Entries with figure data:
>> begin

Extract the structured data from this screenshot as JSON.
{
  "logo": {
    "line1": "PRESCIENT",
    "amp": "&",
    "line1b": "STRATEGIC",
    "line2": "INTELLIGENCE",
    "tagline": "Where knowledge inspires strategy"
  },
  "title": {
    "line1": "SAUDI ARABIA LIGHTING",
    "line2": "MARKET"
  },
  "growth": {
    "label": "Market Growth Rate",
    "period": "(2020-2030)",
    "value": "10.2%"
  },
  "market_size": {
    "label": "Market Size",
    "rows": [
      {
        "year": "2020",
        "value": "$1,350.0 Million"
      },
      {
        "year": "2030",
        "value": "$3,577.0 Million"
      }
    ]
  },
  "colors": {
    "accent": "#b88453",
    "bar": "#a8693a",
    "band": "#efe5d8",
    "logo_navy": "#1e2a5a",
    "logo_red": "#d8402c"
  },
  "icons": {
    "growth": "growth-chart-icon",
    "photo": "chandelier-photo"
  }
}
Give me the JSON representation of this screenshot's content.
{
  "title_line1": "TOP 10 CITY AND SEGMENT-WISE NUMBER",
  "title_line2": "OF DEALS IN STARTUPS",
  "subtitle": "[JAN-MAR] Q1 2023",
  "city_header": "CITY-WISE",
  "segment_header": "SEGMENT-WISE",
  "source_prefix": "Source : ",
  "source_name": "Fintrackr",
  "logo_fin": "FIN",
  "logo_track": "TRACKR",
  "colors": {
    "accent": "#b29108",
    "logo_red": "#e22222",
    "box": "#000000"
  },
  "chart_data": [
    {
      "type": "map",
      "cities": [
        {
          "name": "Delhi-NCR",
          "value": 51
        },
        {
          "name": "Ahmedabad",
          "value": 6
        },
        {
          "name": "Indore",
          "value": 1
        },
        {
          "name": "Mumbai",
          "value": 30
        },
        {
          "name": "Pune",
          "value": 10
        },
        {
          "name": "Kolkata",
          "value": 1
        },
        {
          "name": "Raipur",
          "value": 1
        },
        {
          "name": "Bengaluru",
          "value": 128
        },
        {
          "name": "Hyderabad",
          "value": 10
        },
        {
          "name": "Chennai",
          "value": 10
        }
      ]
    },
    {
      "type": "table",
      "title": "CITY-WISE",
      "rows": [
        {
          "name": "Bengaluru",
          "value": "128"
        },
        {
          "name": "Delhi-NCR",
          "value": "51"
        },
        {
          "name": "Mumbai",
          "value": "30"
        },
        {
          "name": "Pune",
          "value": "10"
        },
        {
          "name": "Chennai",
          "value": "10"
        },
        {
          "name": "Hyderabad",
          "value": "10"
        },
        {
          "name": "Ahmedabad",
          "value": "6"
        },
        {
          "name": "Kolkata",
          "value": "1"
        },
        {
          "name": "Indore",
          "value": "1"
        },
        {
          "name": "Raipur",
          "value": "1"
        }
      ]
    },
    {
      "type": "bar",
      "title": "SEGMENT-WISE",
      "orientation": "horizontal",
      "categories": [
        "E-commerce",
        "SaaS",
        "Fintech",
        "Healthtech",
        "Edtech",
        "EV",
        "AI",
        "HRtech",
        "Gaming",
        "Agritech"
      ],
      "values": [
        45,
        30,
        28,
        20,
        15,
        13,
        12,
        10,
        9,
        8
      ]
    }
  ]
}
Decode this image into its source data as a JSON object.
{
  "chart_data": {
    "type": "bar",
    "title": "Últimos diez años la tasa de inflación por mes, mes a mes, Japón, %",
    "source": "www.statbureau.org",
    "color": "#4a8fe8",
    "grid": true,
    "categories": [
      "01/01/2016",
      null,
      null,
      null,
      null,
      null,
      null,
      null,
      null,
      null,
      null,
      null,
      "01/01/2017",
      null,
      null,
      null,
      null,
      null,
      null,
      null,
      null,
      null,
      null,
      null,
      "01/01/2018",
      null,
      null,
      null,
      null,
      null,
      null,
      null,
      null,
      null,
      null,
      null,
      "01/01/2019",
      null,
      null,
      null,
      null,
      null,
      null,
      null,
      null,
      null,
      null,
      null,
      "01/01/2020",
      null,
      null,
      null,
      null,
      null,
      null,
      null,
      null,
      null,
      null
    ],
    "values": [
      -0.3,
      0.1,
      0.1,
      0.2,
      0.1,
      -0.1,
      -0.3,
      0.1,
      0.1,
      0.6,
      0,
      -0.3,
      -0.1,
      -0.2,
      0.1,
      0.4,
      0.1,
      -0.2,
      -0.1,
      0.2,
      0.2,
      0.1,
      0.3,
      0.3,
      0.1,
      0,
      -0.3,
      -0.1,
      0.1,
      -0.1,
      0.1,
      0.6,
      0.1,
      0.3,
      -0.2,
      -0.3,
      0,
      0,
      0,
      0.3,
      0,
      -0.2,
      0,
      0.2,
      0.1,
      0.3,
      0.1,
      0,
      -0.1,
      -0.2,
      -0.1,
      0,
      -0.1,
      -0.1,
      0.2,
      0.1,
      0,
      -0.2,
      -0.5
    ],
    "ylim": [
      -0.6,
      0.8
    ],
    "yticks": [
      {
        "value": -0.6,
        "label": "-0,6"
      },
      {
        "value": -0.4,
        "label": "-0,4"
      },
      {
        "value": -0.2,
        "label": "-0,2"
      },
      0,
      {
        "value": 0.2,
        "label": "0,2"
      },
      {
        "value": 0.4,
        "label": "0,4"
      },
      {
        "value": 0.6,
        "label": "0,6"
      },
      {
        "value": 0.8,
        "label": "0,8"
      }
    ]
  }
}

>> end

▶ [DESCRIPTION OF THE TASK] All of the data shown above must be copied exactly.

▶ [WORKED SOLUTION]
Extract the structured data from this screenshot as JSON.
{
  "logo": {
    "line1": "PRESCIENT",
    "amp": "&",
    "line1b": "STRATEGIC",
    "line2": "INTELLIGENCE",
    "tagline": "Where knowledge inspires strategy"
  },
  "title": {
    "line1": "SAUDI ARABIA LIGHTING",
    "line2": "MARKET"
  },
  "growth": {
    "label": "Market Growth Rate",
    "period": "(2020-2030)",
    "value": "10.2%"
  },
  "market_size": {
    "label": "Market Size",
    "rows": [
      {
        "year": "2020",
        "value": "$1,350.0 Million"
      },
      {
        "year": "2030",
        "value": "$3,577.0 Million"
      }
    ]
  },
  "colors": {
    "accent": "#b88453",
    "bar": "#a8693a",
    "band": "#efe5d8",
    "logo_navy": "#1e2a5a",
    "logo_red": "#d8402c"
  },
  "icons": {
    "growth": "growth-chart-icon",
    "photo": "chandelier-photo"
  }
}
Give me the JSON representation of this screenshot's content.
{
  "title_line1": "TOP 10 CITY AND SEGMENT-WISE NUMBER",
  "title_line2": "OF DEALS IN STARTUPS",
  "subtitle": "[JAN-MAR] Q1 2023",
  "city_header": "CITY-WISE",
  "segment_header": "SEGMENT-WISE",
  "source_prefix": "Source : ",
  "source_name": "Fintrackr",
  "logo_fin": "FIN",
  "logo_track": "TRACKR",
  "colors": {
    "accent": "#b29108",
    "logo_red": "#e22222",
    "box": "#000000"
  },
  "chart_data": [
    {
      "type": "map",
      "cities": [
        {
          "name": "Delhi-NCR",
          "value": 51
        },
        {
          "name": "Ahmedabad",
          "value": 6
        },
        {
          "name": "Indore",
          "value": 1
        },
        {
          "name": "Mumbai",
          "value": 30
        },
        {
          "name": "Pune",
          "value": 10
        },
        {
          "name": "Kolkata",
          "value": 1
        },
        {
          "name": "Raipur",
          "value": 1
        },
        {
          "name": "Bengaluru",
          "value": 128
        },
        {
          "name": "Hyderabad",
          "value": 10
        },
        {
          "name": "Chennai",
          "value": 10
        }
      ]
    },
    {
      "type": "table",
      "title": "CITY-WISE",
      "rows": [
        {
          "name": "Bengaluru",
          "value": "128"
        },
        {
          "name": "Delhi-NCR",
          "value": "51"
        },
        {
          "name": "Mumbai",
          "value": "30"
        },
        {
          "name": "Pune",
          "value": "10"
        },
        {
          "name": "Chennai",
          "value": "10"
        },
        {
          "name": "Hyderabad",
          "value": "10"
        },
        {
          "name": "Ahmedabad",
          "value": "6"
        },
        {
          "name": "Kolkata",
          "value": "1"
        },
        {
          "name": "Indore",
          "value": "1"
        },
        {
          "name": "Raipur",
          "value": "1"
        }
      ]
    },
    {
      "type": "bar",
      "title": "SEGMENT-WISE",
      "orientation": "horizontal",
      "categories": [
        "E-commerce",
        "SaaS",
        "Fintech",
        "Healthtech",
        "Edtech",
        "EV",
        "AI",
        "HRtech",
        "Gaming",
        "Agritech"
      ],
      "values": [
        45,
        30,
        28,
        20,
        15,
        13,
        12,
        10,
        9,
        8
      ]
    }
  ]
}
Decode this image into its source data as a JSON object.
{
  "chart_data": {
    "type": "bar",
    "title": "Últimos diez años la tasa de inflación por mes, mes a mes, Japón, %",
    "source": "www.statbureau.org",
    "color": "#4a8fe8",
    "grid": true,
    "categories": [
      "01/01/2016",
      null,
      null,
      null,
      null,
      null,
      null,
      null,
      null,
      null,
      null,
      null,
      "01/01/2017",
      null,
      null,
      null,
      null,
      null,
      null,
      null,
      null,
      null,
      null,
      null,
      "01/01/2018",
      null,
      null,
      null,
      null,
      null,
      null,
      null,
      null,
      null,
      null,
      null,
      "01/01/2019",
      null,
      null,
      null,
      null,
      null,
      null,
      null,
      null,
      null,
      null,
      null,
      "01/01/2020",
      null,
      null,
      null,
      null,
      null,
      null,
      null,
      null,
      null,
      null
    ],
    "values": [
      -0.3,
      0.1,
      0.1,
      0.2,
      0.1,
      -0.1,
      -0.3,
      0.1,
      0.1,
      0.6,
      0,
      -0.3,
      -0.1,
      -0.2,
      0.1,
      0.4,
      0.1,
      -0.2,
      -0.1,
      0.2,
      0.2,
      0.1,
      0.3,
      0.3,
      0.1,
      0,
      -0.3,
      -0.1,
      0.1,
      -0.1,
      0.1,
      0.6,
      0.1,
      0.3,
      -0.2,
      -0.3,
      0,
      0,
      0,
      0.3,
      0,
      -0.2,
      0,
      0.2,
      0.1,
      0.3,
      0.1,
      0,
      -0.1,
      -0.2,
      -0.1,
      0,
      -0.1,
      -0.1,
      0.2,
      0.1,
      0,
      -0.2,
      -0.5
    ],
    "ylim": [
      -0.6,
      0.8
    ],
    "yticks": [
      {
        "value": -0.6,
        "label": "-0,6"
      },
      {
        "value": -0.4,
        "label": "-0,4"
      },
      {
        "value": -0.2,
        "label": "-0,2"
      },
      0,
      {
        "value": 0.2,
        "label": "0,2"
      },
      {
        "value": 0.4,
        "label": "0,4"
      },
      {
        "value": 0.6,
        "label": "0,6"
      },
      {
        "value": 0.8,
        "label": "0,8"
      }
    ]
  }
}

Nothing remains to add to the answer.